Extracted data entries:
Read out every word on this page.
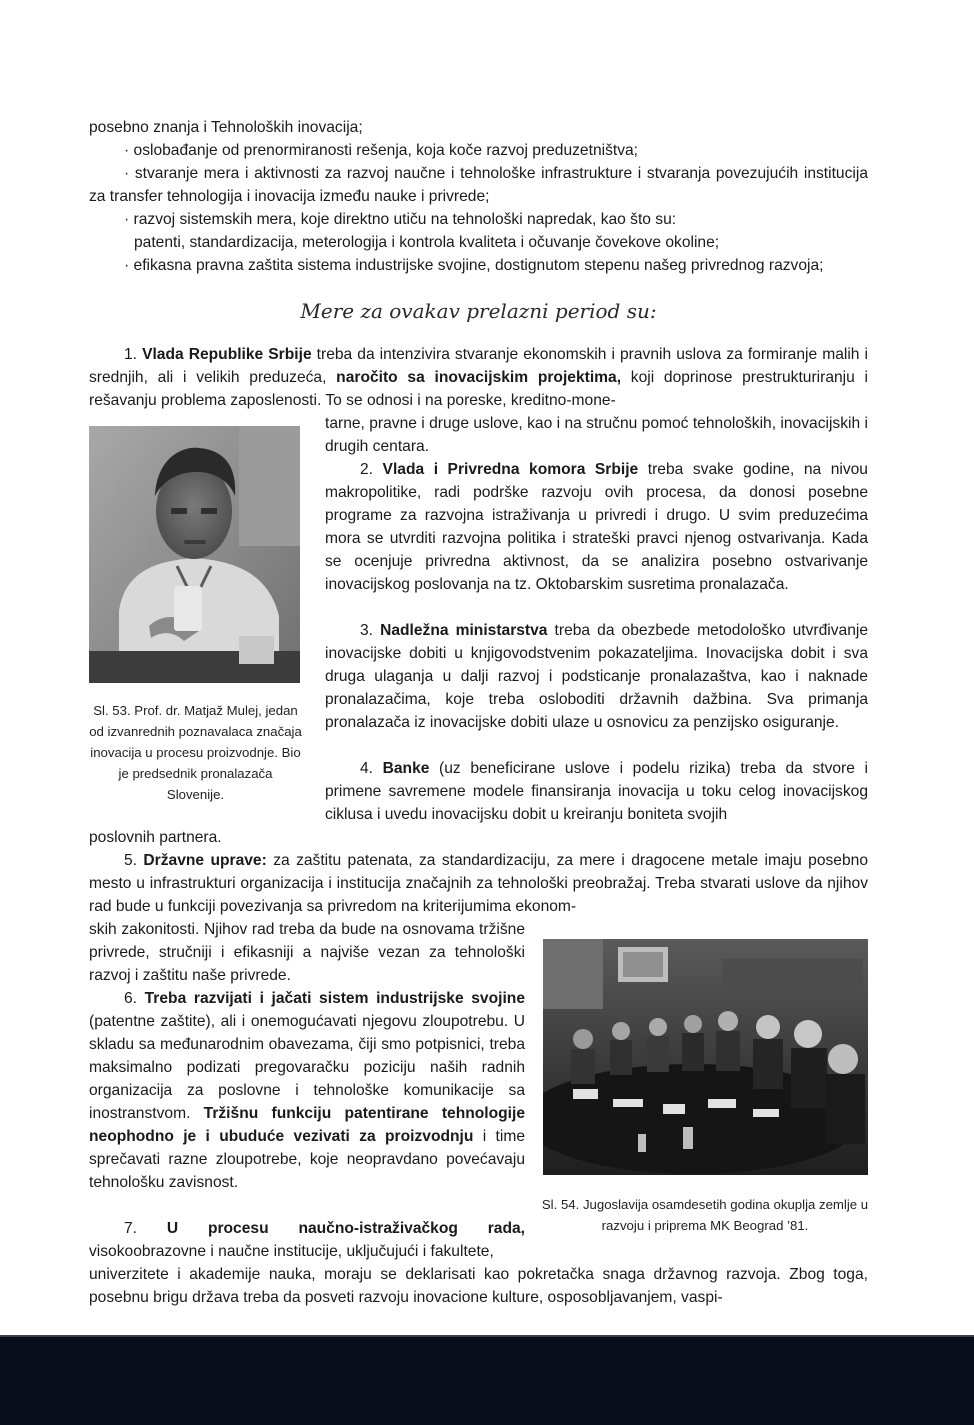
posebno znanja i Tehnoloških inovacija;

· oslobađanje od prenormiranosti rešenja, koja koče razvoj preduzetništva;

· stvaranje mera i aktivnosti za razvoj naučne i tehnološke infrastrukture i stvaranja povezujućih institucija za transfer tehnologija i inovacija između nauke i privrede;

· razvoj sistemskih mera, koje direktno utiču na tehnološki napredak, kao što su:

patenti, standardizacija, meterologija i kontrola kvaliteta i očuvanje čovekove okoline;

· efikasna pravna zaštita sistema industrijske svojine, dostignutom stepenu našeg privrednog razvoja;

Mere za ovakav prelazni period su:

1. Vlada Republike Srbije treba da intenzivira stvaranje ekonomskih i pravnih uslova za formiranje malih i srednjih, ali i velikih preduzeća, naročito sa inovacijskim projektima, koji doprinose prestrukturiranju i rešavanju problema zaposlenosti. To se odnosi i na poreske, kreditno-mone-

Sl. 53. Prof. dr. Matjaž Mulej, jedan od izvanrednih poznavalaca značaja inovacija u procesu proizvodnje. Bio je predsednik pronalazača Slovenije.

tarne, pravne i druge uslove, kao i na stručnu pomoć tehnoloških, inovacijskih i drugih centara.

2. Vlada i Privredna komora Srbije treba svake godine, na nivou makropolitike, radi podrške razvoju ovih procesa, da donosi posebne programe za razvojna istraživanja u privredi i drugo. U svim preduzećima mora se utvrditi razvojna politika i strateški pravci njenog ostvarivanja. Kada se ocenjuje privredna aktivnost, da se analizira posebno ostvarivanje inovacijskog poslovanja na tz. Oktobarskim susretima pronalazača.

3. Nadležna ministarstva treba da obezbede metodološko utvrđivanje inovacijske dobiti u knjigovodstvenim pokazateljima. Inovacijska dobit i sva druga ulaganja u dalji razvoj i podsticanje pronalazaštva, kao i naknade pronalazačima, koje treba osloboditi državnih dažbina. Sva primanja pronalazača iz inovacijske dobiti ulaze u osnovicu za penzijsko osiguranje.

4. Banke (uz beneficirane uslove i podelu rizika) treba da stvore i primene savremene modele finansiranja inovacija u toku celog inovacijskog ciklusa i uvedu inovacijsku dobit u kreiranju boniteta svojih

poslovnih partnera.

5. Državne uprave: za zaštitu patenata, za standardizaciju, za mere i dragocene metale imaju posebno mesto u infrastrukturi organizacija i institucija značajnih za tehnološki preobražaj. Treba stvarati uslove da njihov rad bude u funkciji povezivanja sa privredom na kriterijumima ekonom-

skih zakonitosti. Njihov rad treba da bude na osnovama tržišne privrede, stručniji i efikasniji a najviše vezan za tehnološki razvoj i zaštitu naše privrede.

6. Treba razvijati i jačati sistem industrijske svojine (patentne zaštite), ali i onemogućavati njegovu zloupotrebu. U skladu sa međunarodnim obavezama, čiji smo potpisnici, treba maksimalno podizati pregovaračku poziciju naših radnih organizacija za poslovne i tehnološke komunikacije sa inostranstvom. Tržišnu funkciju patentirane tehnologije neophodno je i ubuduće vezivati za proizvodnju i time sprečavati razne zloupotrebe, koje neopravdano povećavaju tehnološku zavisnost.

7. U procesu naučno-istraživačkog rada, visokoobrazovne i naučne institucije, uključujući i fakultete,

univerzitete i akademije nauka, moraju se deklarisati kao pokretačka snaga državnog razvoja. Zbog toga, posebnu brigu država treba da posveti razvoju inovacione kulture, osposobljavanjem, vaspi-

Sl. 54. Jugoslavija osamdesetih godina okuplja zemlje u razvoju i priprema MK Beograd ’81.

■ **Instructions to follow**
Pick out and copy every line that contains the word "mera".

■ **Exercise output**
· stvaranje mera i aktivnosti za razvoj naučne i tehnološke infrastrukture i stvaranja povezujućih institucija za transfer tehnologija i inovacija između nauke i privrede;
· razvoj sistemskih mera, koje direktno utiču na tehnološki napredak, kao što su:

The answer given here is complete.